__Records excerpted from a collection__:
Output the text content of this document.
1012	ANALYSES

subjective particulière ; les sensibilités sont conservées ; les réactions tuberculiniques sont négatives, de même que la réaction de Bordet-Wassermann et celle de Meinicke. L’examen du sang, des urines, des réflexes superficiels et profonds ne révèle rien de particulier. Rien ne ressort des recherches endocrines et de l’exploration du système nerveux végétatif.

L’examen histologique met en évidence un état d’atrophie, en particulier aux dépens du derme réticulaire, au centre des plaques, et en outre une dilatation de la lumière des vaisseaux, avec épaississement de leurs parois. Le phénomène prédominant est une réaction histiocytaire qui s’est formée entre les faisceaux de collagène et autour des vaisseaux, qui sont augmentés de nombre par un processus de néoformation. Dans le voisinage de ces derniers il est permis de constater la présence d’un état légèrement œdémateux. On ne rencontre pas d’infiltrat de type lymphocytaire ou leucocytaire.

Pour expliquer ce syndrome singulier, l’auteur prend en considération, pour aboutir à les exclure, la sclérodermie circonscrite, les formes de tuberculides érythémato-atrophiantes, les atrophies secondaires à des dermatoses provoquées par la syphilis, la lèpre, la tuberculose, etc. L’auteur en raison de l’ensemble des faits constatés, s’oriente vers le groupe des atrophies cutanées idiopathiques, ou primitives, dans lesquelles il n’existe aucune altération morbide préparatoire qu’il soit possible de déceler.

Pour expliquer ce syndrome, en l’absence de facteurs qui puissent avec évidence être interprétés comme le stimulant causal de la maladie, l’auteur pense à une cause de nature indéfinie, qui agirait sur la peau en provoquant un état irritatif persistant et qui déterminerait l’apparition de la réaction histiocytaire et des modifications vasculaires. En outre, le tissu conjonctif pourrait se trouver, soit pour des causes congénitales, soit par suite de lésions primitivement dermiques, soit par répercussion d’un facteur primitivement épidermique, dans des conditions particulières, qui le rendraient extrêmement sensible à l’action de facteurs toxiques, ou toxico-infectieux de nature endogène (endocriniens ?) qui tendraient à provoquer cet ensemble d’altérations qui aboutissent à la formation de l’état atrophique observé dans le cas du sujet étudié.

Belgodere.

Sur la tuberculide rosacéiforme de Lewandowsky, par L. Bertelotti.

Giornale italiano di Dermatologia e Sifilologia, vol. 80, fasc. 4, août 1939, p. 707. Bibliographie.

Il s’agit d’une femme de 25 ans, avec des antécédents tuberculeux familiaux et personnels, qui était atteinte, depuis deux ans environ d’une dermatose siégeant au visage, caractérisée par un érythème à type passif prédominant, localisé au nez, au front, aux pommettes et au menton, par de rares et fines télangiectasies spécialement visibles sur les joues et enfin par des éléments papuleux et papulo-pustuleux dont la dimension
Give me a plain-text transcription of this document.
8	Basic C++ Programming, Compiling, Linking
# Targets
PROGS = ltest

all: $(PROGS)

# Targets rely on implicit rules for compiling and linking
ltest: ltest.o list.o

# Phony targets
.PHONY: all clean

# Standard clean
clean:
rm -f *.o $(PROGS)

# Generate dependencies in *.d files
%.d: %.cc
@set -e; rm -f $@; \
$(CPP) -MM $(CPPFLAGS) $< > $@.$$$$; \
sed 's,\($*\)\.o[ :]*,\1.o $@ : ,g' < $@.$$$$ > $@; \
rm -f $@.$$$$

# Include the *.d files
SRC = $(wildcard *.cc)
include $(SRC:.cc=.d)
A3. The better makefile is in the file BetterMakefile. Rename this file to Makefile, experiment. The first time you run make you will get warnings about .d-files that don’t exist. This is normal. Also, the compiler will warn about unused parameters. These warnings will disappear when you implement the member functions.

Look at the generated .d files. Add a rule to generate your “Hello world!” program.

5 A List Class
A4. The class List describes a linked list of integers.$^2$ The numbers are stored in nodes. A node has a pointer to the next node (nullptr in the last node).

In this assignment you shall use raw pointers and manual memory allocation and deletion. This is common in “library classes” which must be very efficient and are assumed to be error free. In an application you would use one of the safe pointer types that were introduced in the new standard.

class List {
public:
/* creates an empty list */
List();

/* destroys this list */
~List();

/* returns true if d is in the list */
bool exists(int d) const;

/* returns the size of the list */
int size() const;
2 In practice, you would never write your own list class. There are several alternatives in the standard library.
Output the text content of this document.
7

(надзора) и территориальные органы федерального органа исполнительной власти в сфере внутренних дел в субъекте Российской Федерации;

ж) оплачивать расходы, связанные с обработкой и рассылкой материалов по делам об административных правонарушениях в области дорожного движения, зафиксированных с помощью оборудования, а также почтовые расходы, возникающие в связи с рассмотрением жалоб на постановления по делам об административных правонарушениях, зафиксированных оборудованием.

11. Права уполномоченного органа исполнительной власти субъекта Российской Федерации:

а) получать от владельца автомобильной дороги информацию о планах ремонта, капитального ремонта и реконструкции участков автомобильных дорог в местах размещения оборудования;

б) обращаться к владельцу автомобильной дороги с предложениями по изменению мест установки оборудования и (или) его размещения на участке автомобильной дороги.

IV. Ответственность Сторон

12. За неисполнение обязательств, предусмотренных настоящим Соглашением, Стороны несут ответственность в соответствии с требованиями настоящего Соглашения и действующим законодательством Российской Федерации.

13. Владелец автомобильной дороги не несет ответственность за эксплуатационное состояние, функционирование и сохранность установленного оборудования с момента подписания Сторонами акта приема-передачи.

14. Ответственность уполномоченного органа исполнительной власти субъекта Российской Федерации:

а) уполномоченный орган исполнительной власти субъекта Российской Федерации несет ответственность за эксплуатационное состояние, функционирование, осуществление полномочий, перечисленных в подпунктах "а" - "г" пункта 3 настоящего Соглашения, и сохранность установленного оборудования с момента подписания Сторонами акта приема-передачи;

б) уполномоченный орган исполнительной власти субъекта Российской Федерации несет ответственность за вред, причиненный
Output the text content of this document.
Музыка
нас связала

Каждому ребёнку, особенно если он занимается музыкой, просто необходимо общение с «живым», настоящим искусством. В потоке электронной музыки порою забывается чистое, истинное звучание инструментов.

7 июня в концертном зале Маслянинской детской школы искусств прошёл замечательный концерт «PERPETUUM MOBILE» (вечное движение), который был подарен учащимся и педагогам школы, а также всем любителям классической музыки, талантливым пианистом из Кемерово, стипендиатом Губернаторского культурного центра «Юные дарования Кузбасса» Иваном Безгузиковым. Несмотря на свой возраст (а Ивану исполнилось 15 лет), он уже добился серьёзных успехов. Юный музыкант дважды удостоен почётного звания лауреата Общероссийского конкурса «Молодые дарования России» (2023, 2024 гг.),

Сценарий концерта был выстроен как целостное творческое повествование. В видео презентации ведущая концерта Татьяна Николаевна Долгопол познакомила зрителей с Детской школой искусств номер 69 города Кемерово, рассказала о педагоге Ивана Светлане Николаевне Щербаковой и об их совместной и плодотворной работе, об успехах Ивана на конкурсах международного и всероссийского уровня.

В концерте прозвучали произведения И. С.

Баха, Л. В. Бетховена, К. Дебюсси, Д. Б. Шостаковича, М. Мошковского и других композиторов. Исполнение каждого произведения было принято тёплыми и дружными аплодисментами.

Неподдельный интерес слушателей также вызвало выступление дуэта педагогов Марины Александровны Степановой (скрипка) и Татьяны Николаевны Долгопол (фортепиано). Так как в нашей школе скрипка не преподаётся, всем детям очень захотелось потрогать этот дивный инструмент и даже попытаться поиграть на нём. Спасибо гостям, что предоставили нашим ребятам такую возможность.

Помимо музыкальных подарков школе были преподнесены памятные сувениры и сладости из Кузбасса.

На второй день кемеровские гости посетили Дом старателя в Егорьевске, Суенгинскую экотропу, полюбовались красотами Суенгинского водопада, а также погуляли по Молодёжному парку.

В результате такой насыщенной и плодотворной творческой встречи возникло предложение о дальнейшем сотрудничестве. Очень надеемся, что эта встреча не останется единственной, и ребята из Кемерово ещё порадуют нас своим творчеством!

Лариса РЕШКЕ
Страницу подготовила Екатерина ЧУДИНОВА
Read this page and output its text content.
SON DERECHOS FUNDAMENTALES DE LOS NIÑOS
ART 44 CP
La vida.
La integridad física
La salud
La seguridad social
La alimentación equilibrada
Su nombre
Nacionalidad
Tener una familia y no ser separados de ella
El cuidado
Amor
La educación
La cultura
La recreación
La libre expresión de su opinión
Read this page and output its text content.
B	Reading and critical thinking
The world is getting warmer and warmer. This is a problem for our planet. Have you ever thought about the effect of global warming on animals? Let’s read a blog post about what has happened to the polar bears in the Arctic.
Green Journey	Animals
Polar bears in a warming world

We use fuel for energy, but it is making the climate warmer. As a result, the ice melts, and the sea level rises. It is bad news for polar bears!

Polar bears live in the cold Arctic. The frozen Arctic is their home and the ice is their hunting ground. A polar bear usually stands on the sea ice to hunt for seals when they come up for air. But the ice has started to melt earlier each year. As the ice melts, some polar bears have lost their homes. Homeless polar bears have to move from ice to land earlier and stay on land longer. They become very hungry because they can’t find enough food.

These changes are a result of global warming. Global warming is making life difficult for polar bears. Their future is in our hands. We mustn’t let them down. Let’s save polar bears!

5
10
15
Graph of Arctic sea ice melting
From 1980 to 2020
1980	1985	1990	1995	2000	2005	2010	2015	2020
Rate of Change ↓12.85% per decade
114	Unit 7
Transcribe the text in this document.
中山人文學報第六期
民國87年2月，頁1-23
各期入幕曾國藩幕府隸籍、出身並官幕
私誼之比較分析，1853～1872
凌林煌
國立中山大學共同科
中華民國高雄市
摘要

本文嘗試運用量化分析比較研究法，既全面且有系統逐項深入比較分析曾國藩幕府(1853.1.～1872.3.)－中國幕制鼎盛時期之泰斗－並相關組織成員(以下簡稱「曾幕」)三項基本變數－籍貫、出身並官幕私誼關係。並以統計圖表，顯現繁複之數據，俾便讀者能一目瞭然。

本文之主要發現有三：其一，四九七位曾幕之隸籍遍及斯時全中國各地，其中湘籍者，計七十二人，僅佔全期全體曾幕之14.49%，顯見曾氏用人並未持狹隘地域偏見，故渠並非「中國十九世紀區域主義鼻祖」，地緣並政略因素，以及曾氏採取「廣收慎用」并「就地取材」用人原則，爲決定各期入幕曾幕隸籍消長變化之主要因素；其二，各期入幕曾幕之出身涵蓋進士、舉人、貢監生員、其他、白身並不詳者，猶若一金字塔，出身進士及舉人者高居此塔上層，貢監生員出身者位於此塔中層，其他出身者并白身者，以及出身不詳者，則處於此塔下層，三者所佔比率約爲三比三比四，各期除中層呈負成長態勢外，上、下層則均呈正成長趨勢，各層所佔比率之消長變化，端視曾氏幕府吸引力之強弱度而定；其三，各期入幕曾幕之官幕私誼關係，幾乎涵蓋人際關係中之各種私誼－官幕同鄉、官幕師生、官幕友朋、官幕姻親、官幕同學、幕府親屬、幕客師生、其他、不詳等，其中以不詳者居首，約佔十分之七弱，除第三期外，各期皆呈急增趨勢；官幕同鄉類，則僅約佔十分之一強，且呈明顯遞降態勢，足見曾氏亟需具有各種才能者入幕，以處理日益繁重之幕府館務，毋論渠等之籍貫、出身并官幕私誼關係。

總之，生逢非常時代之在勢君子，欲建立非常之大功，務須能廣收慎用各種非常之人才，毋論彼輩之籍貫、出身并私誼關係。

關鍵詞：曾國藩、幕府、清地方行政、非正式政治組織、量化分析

__Objective__: Gather every line from the listing above in which "melts" appears, and copy those lines.

__Task output__:
We use fuel for energy, but it is making the climate warmer. As a result, the ice melts, and the sea level rises. It is bad news for polar bears!
Polar bears live in the cold Arctic. The frozen Arctic is their home and the ice is their hunting ground. A polar bear usually stands on the sea ice to hunt for seals when they come up for air. But the ice has started to melt earlier each year. As the ice melts, some polar bears have lost their homes. Homeless polar bears have to move from ice to land earlier and stay on land longer. They become very hungry because they can’t find enough food.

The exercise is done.